* **Aim**
Repeat every record below exactly, leaving out the pictures.

[Collected data]
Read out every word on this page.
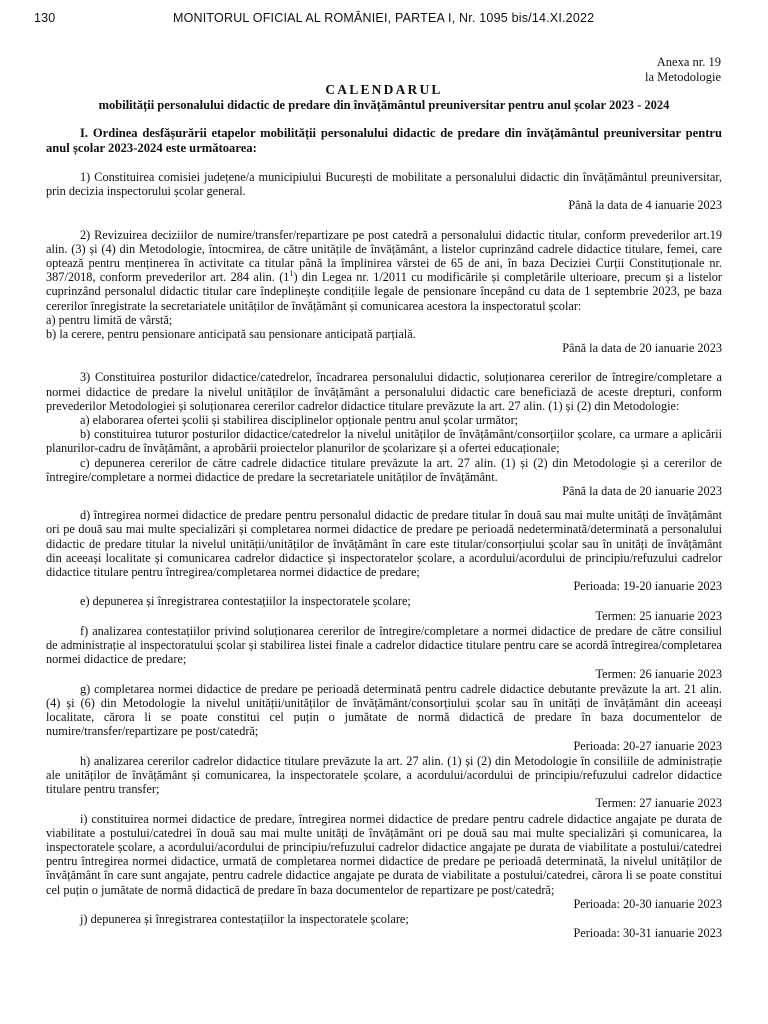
130	MONITORUL OFICIAL AL ROMÂNIEI, PARTEA I, Nr. 1095 bis/14.XI.2022
Anexa nr. 19
la Metodologie
CALENDARUL
mobilității personalului didactic de predare din învățământul preuniversitar pentru anul școlar 2023 - 2024

I. Ordinea desfășurării etapelor mobilității personalului didactic de predare din învățământul preuniversitar pentru anul școlar 2023-2024 este următoarea:

1) Constituirea comisiei județene/a municipiului București de mobilitate a personalului didactic din învățământul preuniversitar, prin decizia inspectorului școlar general.

Până la data de 4 ianuarie 2023

2) Revizuirea deciziilor de numire/transfer/repartizare pe post catedră a personalului didactic titular, conform prevederilor art.19 alin. (3) și (4) din Metodologie, întocmirea, de către unitățile de învățământ, a listelor cuprinzând cadrele didactice titulare, femei, care optează pentru menținerea în activitate ca titular până la împlinirea vârstei de 65 de ani, în baza Deciziei Curții Constituționale nr. 387/2018, conform prevederilor art. 284 alin. $(1^1)$ din Legea nr. 1/2011 cu modificările și completările ulterioare, precum și a listelor cuprinzând personalul didactic titular care îndeplinește condițiile legale de pensionare începând cu data de 1 septembrie 2023, pe baza cererilor înregistrate la secretariatele unităților de învățământ și comunicarea acestora la inspectoratul școlar:

a) pentru limită de vârstă;

b) la cerere, pentru pensionare anticipată sau pensionare anticipată parțială.

Până la data de 20 ianuarie 2023

3) Constituirea posturilor didactice/catedrelor, încadrarea personalului didactic, soluționarea cererilor de întregire/completare a normei didactice de predare la nivelul unităților de învățământ a personalului didactic care beneficiază de aceste drepturi, conform prevederilor Metodologiei și soluționarea cererilor cadrelor didactice titulare prevăzute la art. 27 alin. (1) și (2) din Metodologie:

a) elaborarea ofertei școlii și stabilirea disciplinelor opționale pentru anul școlar următor;

b) constituirea tuturor posturilor didactice/catedrelor la nivelul unităților de învățământ/consorțiilor școlare, ca urmare a aplicării planurilor-cadru de învățământ, a aprobării proiectelor planurilor de școlarizare și a ofertei educaționale;

c) depunerea cererilor de către cadrele didactice titulare prevăzute la art. 27 alin. (1) și (2) din Metodologie și a cererilor de întregire/completare a normei didactice de predare la secretariatele unităților de învățământ.

Până la data de 20 ianuarie 2023

d) întregirea normei didactice de predare pentru personalul didactic de predare titular în două sau mai multe unități de învățământ ori pe două sau mai multe specializări și completarea normei didactice de predare pe perioadă nedeterminată/determinată a personalului didactic de predare titular la nivelul unității/unităților de învățământ în care este titular/consorțiului școlar sau în unități de învățământ din aceeași localitate și comunicarea cadrelor didactice și inspectoratelor școlare, a acordului/acordului de principiu/refuzului cadrelor didactice titulare pentru întregirea/completarea normei didactice de predare;

Perioada: 19-20 ianuarie 2023

e) depunerea și înregistrarea contestațiilor la inspectoratele școlare;

Termen: 25 ianuarie 2023

f) analizarea contestațiilor privind soluționarea cererilor de întregire/completare a normei didactice de predare de către consiliul de administrație al inspectoratului școlar și stabilirea listei finale a cadrelor didactice titulare pentru care se acordă întregirea/completarea normei didactice de predare;

Termen: 26 ianuarie 2023

g) completarea normei didactice de predare pe perioadă determinată pentru cadrele didactice debutante prevăzute la art. 21 alin. (4) și (6) din Metodologie la nivelul unității/unităților de învățământ/consorțiului școlar sau în unități de învățământ din aceeași localitate, cărora li se poate constitui cel puțin o jumătate de normă didactică de predare în baza documentelor de numire/transfer/repartizare pe post/catedră;

Perioada: 20-27 ianuarie 2023

h) analizarea cererilor cadrelor didactice titulare prevăzute la art. 27 alin. (1) și (2) din Metodologie în consiliile de administrație ale unităților de învățământ și comunicarea, la inspectoratele școlare, a acordului/acordului de principiu/refuzului cadrelor didactice titulare pentru transfer;

Termen: 27 ianuarie 2023

i) constituirea normei didactice de predare, întregirea normei didactice de predare pentru cadrele didactice angajate pe durata de viabilitate a postului/catedrei în două sau mai multe unități de învățământ ori pe două sau mai multe specializări și comunicarea, la inspectoratele școlare, a acordului/acordului de principiu/refuzului cadrelor didactice angajate pe durata de viabilitate a postului/catedrei pentru întregirea normei didactice, urmată de completarea normei didactice de predare pe perioadă determinată, la nivelul unităților de învățământ în care sunt angajate, pentru cadrele didactice angajate pe durata de viabilitate a postului/catedrei, cărora li se poate constitui cel puțin o jumătate de normă didactică de predare în baza documentelor de repartizare pe post/catedră;

Perioada: 20-30 ianuarie 2023

j) depunerea și înregistrarea contestațiilor la inspectoratele școlare;

Perioada: 30-31 ianuarie 2023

* **Solved problem**
Read out every word on this page.
130	MONITORUL OFICIAL AL ROMÂNIEI, PARTEA I, Nr. 1095 bis/14.XI.2022
Anexa nr. 19
la Metodologie
CALENDARUL
mobilității personalului didactic de predare din învățământul preuniversitar pentru anul școlar 2023 - 2024

I. Ordinea desfășurării etapelor mobilității personalului didactic de predare din învățământul preuniversitar pentru anul școlar 2023-2024 este următoarea:

1) Constituirea comisiei județene/a municipiului București de mobilitate a personalului didactic din învățământul preuniversitar, prin decizia inspectorului școlar general.

Până la data de 4 ianuarie 2023

2) Revizuirea deciziilor de numire/transfer/repartizare pe post catedră a personalului didactic titular, conform prevederilor art.19 alin. (3) și (4) din Metodologie, întocmirea, de către unitățile de învățământ, a listelor cuprinzând cadrele didactice titulare, femei, care optează pentru menținerea în activitate ca titular până la împlinirea vârstei de 65 de ani, în baza Deciziei Curții Constituționale nr. 387/2018, conform prevederilor art. 284 alin. $(1^1)$ din Legea nr. 1/2011 cu modificările și completările ulterioare, precum și a listelor cuprinzând personalul didactic titular care îndeplinește condițiile legale de pensionare începând cu data de 1 septembrie 2023, pe baza cererilor înregistrate la secretariatele unităților de învățământ și comunicarea acestora la inspectoratul școlar:

a) pentru limită de vârstă;

b) la cerere, pentru pensionare anticipată sau pensionare anticipată parțială.

Până la data de 20 ianuarie 2023

3) Constituirea posturilor didactice/catedrelor, încadrarea personalului didactic, soluționarea cererilor de întregire/completare a normei didactice de predare la nivelul unităților de învățământ a personalului didactic care beneficiază de aceste drepturi, conform prevederilor Metodologiei și soluționarea cererilor cadrelor didactice titulare prevăzute la art. 27 alin. (1) și (2) din Metodologie:

a) elaborarea ofertei școlii și stabilirea disciplinelor opționale pentru anul școlar următor;

b) constituirea tuturor posturilor didactice/catedrelor la nivelul unităților de învățământ/consorțiilor școlare, ca urmare a aplicării planurilor-cadru de învățământ, a aprobării proiectelor planurilor de școlarizare și a ofertei educaționale;

c) depunerea cererilor de către cadrele didactice titulare prevăzute la art. 27 alin. (1) și (2) din Metodologie și a cererilor de întregire/completare a normei didactice de predare la secretariatele unităților de învățământ.

Până la data de 20 ianuarie 2023

d) întregirea normei didactice de predare pentru personalul didactic de predare titular în două sau mai multe unități de învățământ ori pe două sau mai multe specializări și completarea normei didactice de predare pe perioadă nedeterminată/determinată a personalului didactic de predare titular la nivelul unității/unităților de învățământ în care este titular/consorțiului școlar sau în unități de învățământ din aceeași localitate și comunicarea cadrelor didactice și inspectoratelor școlare, a acordului/acordului de principiu/refuzului cadrelor didactice titulare pentru întregirea/completarea normei didactice de predare;

Perioada: 19-20 ianuarie 2023

e) depunerea și înregistrarea contestațiilor la inspectoratele școlare;

Termen: 25 ianuarie 2023

f) analizarea contestațiilor privind soluționarea cererilor de întregire/completare a normei didactice de predare de către consiliul de administrație al inspectoratului școlar și stabilirea listei finale a cadrelor didactice titulare pentru care se acordă întregirea/completarea normei didactice de predare;

Termen: 26 ianuarie 2023

g) completarea normei didactice de predare pe perioadă determinată pentru cadrele didactice debutante prevăzute la art. 21 alin. (4) și (6) din Metodologie la nivelul unității/unităților de învățământ/consorțiului școlar sau în unități de învățământ din aceeași localitate, cărora li se poate constitui cel puțin o jumătate de normă didactică de predare în baza documentelor de numire/transfer/repartizare pe post/catedră;

Perioada: 20-27 ianuarie 2023

h) analizarea cererilor cadrelor didactice titulare prevăzute la art. 27 alin. (1) și (2) din Metodologie în consiliile de administrație ale unităților de învățământ și comunicarea, la inspectoratele școlare, a acordului/acordului de principiu/refuzului cadrelor didactice titulare pentru transfer;

Termen: 27 ianuarie 2023

i) constituirea normei didactice de predare, întregirea normei didactice de predare pentru cadrele didactice angajate pe durata de viabilitate a postului/catedrei în două sau mai multe unități de învățământ ori pe două sau mai multe specializări și comunicarea, la inspectoratele școlare, a acordului/acordului de principiu/refuzului cadrelor didactice angajate pe durata de viabilitate a postului/catedrei pentru întregirea normei didactice, urmată de completarea normei didactice de predare pe perioadă determinată, la nivelul unităților de învățământ în care sunt angajate, pentru cadrele didactice angajate pe durata de viabilitate a postului/catedrei, cărora li se poate constitui cel puțin o jumătate de normă didactică de predare în baza documentelor de repartizare pe post/catedră;

Perioada: 20-30 ianuarie 2023

j) depunerea și înregistrarea contestațiilor la inspectoratele școlare;

Perioada: 30-31 ianuarie 2023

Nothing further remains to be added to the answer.